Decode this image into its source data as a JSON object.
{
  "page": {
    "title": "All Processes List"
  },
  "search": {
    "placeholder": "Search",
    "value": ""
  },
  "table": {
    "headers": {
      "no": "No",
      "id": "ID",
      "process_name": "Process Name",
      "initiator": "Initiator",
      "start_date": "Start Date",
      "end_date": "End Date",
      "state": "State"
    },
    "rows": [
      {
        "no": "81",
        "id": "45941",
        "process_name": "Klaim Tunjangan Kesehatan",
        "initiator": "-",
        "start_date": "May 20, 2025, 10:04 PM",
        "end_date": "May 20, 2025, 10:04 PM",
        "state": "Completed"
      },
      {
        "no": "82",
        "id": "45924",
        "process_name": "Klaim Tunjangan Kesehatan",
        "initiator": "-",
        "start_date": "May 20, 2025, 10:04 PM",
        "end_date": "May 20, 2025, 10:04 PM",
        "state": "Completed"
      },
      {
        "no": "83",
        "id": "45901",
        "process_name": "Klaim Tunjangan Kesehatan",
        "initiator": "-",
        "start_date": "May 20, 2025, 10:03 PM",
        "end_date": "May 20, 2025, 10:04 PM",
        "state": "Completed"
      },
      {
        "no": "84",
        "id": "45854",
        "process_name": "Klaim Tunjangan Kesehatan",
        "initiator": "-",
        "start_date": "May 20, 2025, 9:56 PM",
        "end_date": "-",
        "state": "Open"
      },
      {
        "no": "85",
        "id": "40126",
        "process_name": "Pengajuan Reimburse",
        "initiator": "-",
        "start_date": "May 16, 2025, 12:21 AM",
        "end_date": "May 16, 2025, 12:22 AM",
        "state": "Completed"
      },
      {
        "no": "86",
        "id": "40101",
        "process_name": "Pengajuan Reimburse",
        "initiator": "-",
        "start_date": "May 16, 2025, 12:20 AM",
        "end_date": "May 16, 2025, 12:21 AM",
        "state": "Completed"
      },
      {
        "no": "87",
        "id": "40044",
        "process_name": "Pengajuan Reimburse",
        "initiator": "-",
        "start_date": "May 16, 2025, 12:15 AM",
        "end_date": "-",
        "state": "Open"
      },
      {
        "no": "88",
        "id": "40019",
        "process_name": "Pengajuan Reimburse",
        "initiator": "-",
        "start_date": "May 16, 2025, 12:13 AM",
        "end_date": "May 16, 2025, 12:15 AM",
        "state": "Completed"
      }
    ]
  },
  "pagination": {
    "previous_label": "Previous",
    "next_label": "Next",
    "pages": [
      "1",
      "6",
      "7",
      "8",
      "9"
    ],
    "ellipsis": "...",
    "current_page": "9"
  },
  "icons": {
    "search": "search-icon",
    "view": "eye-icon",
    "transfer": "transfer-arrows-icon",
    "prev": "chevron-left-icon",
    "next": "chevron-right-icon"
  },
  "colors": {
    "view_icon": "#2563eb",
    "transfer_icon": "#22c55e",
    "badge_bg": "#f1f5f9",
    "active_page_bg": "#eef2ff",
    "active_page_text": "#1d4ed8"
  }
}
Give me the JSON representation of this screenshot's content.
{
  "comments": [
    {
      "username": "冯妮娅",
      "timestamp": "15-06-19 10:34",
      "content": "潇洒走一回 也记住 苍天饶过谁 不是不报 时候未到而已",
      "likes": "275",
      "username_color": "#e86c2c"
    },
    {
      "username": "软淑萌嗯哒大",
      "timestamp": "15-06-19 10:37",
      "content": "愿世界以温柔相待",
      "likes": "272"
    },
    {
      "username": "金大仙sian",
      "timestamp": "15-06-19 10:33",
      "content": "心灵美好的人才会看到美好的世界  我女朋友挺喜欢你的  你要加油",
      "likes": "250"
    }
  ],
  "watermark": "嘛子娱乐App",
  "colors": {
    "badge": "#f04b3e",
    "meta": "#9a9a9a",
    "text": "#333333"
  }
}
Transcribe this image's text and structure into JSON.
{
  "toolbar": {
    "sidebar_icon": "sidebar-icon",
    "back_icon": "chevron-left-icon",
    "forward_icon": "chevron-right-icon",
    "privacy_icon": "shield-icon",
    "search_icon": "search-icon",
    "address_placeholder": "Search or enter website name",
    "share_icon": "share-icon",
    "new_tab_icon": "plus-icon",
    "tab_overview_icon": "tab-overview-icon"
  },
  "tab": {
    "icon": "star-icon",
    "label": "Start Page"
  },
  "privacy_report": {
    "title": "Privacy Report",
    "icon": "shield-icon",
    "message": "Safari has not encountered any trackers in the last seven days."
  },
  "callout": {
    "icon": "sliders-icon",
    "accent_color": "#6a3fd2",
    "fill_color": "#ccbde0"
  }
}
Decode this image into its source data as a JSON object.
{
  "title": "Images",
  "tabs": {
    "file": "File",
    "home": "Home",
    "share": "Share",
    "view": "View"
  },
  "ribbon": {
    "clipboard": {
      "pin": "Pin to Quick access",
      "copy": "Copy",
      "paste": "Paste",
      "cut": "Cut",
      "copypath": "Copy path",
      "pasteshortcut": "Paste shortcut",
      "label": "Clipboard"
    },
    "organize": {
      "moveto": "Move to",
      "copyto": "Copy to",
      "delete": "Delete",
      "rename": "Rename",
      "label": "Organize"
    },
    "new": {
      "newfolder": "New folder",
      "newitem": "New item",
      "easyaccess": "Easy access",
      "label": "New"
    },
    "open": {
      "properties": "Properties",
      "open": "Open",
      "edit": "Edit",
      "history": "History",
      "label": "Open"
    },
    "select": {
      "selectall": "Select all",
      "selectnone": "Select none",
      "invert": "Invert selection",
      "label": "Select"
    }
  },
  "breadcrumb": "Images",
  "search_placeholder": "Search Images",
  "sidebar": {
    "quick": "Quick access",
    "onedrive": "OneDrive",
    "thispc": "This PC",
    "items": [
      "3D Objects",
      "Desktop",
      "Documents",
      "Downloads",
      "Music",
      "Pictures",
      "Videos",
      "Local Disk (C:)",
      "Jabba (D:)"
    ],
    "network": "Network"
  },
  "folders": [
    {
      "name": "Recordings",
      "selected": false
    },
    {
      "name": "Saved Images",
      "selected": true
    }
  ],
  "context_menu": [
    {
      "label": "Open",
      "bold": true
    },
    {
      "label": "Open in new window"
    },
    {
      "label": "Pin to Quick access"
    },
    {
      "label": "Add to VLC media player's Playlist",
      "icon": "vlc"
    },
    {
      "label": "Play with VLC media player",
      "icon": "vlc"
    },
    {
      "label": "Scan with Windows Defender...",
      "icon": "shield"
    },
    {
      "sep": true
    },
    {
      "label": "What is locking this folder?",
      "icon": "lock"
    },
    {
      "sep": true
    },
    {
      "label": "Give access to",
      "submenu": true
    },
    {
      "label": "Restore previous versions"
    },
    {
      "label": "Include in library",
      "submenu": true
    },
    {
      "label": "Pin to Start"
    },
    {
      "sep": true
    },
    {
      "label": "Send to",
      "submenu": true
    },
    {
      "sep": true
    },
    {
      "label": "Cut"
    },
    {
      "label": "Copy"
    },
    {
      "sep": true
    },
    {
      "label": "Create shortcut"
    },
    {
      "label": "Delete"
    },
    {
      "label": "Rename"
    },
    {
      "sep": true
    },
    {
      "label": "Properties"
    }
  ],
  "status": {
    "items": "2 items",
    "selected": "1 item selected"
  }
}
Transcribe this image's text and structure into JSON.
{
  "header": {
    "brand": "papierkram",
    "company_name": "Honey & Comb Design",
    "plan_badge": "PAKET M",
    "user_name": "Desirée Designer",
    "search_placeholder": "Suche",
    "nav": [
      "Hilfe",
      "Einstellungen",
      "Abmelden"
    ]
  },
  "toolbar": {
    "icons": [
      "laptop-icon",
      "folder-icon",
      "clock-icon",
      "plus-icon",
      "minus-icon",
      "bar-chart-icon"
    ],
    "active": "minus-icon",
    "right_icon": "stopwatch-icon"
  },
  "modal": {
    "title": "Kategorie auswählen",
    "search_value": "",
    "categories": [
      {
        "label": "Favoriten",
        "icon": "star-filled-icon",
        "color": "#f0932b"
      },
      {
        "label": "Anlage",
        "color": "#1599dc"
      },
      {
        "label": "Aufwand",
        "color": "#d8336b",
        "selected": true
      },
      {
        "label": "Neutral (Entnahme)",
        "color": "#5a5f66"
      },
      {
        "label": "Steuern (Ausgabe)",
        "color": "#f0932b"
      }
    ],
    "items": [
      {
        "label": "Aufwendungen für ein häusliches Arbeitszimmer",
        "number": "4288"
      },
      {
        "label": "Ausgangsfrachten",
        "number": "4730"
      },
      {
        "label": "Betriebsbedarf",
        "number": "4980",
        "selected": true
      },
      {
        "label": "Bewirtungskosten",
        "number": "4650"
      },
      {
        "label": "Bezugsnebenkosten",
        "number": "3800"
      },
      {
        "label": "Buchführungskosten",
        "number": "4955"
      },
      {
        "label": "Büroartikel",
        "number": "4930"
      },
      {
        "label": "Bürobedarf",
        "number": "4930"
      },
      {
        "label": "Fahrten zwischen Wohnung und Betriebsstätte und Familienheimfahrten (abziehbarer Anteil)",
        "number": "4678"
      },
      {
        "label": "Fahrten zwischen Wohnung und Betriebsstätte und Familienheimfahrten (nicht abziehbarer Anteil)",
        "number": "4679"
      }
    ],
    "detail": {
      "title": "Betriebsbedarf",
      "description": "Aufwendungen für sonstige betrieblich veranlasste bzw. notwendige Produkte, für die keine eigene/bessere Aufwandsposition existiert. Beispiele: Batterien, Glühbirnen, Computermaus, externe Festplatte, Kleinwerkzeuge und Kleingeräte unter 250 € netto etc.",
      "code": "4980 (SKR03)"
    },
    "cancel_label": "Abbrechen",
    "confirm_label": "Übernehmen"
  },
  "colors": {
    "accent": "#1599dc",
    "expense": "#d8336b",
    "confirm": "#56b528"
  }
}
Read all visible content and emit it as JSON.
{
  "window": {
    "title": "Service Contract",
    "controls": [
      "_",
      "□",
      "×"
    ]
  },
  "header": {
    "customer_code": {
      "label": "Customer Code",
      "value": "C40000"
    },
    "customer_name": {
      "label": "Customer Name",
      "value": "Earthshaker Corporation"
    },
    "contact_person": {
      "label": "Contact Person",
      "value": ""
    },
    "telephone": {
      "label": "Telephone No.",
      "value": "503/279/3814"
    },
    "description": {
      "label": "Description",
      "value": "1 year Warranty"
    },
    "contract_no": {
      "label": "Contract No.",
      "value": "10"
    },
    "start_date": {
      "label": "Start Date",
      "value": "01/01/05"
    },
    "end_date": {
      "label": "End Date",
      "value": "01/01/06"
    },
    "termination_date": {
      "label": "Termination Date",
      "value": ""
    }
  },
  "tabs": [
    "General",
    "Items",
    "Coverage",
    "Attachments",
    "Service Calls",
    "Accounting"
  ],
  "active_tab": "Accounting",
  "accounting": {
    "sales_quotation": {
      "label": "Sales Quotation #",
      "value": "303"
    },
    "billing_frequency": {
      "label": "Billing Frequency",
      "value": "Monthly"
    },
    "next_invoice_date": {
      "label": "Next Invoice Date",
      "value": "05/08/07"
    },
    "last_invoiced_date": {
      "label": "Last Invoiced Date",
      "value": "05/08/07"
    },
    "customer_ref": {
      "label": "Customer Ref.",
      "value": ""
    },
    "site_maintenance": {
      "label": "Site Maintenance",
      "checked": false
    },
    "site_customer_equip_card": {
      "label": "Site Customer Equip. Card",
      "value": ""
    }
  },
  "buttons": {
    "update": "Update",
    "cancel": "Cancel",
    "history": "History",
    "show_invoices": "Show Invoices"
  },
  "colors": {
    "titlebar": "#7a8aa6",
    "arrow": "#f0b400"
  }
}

..........

Work to be completed> Quote exactly the line containing "Read all visible content and emit it as JSON." and every later line through the end of the listing, and no other lines.

Reply>
Read all visible content and emit it as JSON.
{
  "window": {
    "title": "Service Contract",
    "controls": [
      "_",
      "□",
      "×"
    ]
  },
  "header": {
    "customer_code": {
      "label": "Customer Code",
      "value": "C40000"
    },
    "customer_name": {
      "label": "Customer Name",
      "value": "Earthshaker Corporation"
    },
    "contact_person": {
      "label": "Contact Person",
      "value": ""
    },
    "telephone": {
      "label": "Telephone No.",
      "value": "503/279/3814"
    },
    "description": {
      "label": "Description",
      "value": "1 year Warranty"
    },
    "contract_no": {
      "label": "Contract No.",
      "value": "10"
    },
    "start_date": {
      "label": "Start Date",
      "value": "01/01/05"
    },
    "end_date": {
      "label": "End Date",
      "value": "01/01/06"
    },
    "termination_date": {
      "label": "Termination Date",
      "value": ""
    }
  },
  "tabs": [
    "General",
    "Items",
    "Coverage",
    "Attachments",
    "Service Calls",
    "Accounting"
  ],
  "active_tab": "Accounting",
  "accounting": {
    "sales_quotation": {
      "label": "Sales Quotation #",
      "value": "303"
    },
    "billing_frequency": {
      "label": "Billing Frequency",
      "value": "Monthly"
    },
    "next_invoice_date": {
      "label": "Next Invoice Date",
      "value": "05/08/07"
    },
    "last_invoiced_date": {
      "label": "Last Invoiced Date",
      "value": "05/08/07"
    },
    "customer_ref": {
      "label": "Customer Ref.",
      "value": ""
    },
    "site_maintenance": {
      "label": "Site Maintenance",
      "checked": false
    },
    "site_customer_equip_card": {
      "label": "Site Customer Equip. Card",
      "value": ""
    }
  },
  "buttons": {
    "update": "Update",
    "cancel": "Cancel",
    "history": "History",
    "show_invoices": "Show Invoices"
  },
  "colors": {
    "titlebar": "#7a8aa6",
    "arrow": "#f0b400"
  }
}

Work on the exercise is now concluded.